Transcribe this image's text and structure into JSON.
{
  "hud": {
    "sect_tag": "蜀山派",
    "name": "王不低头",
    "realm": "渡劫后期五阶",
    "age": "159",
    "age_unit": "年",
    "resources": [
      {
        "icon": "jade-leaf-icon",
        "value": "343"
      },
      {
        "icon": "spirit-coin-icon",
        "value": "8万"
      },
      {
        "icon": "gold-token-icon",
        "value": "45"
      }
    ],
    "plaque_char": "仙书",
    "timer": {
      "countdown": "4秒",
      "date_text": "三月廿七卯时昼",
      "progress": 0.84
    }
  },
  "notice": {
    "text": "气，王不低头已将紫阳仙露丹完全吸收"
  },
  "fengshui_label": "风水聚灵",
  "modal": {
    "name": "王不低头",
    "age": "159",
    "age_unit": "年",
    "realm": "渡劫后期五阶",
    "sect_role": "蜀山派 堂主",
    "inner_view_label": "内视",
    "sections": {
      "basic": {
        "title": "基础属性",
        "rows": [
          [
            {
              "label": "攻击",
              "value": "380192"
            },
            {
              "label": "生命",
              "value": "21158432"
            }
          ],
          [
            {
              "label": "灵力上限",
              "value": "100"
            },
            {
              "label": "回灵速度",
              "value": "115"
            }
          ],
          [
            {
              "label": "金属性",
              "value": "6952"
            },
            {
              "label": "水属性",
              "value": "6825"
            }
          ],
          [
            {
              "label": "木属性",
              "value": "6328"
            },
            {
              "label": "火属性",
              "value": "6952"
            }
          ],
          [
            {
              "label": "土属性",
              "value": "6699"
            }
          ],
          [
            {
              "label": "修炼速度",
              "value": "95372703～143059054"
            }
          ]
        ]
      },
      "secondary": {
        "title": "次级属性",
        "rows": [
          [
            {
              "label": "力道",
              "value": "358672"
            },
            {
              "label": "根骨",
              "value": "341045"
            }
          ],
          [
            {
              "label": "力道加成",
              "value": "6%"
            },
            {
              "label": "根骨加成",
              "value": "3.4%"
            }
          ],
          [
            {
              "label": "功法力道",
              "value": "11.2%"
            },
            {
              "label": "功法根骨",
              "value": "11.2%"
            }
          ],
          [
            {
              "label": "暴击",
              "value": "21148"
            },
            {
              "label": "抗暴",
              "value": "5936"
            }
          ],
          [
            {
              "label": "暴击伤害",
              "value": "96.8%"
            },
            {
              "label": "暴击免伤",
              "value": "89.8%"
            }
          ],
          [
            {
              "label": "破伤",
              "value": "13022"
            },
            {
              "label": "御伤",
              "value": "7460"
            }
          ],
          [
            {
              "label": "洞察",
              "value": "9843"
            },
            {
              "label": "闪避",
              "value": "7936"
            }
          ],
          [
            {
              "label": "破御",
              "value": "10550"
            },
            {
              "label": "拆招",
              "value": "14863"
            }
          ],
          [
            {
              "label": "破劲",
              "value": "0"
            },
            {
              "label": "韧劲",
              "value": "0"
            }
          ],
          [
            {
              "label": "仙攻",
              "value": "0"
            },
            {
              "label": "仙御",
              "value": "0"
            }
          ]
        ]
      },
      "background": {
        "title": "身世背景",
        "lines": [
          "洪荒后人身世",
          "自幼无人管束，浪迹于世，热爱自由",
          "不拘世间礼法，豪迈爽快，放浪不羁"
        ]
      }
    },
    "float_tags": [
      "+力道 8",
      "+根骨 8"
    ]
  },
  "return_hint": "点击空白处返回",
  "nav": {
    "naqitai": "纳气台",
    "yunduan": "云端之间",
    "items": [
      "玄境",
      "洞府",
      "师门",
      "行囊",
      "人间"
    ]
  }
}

◆ ◆ ◆ ◆ ◆

Short exercise | Make a copy of each line that contains the string "icon".

Written answer |
        "icon": "jade-leaf-icon",
        "icon": "spirit-coin-icon",
        "icon": "gold-token-icon",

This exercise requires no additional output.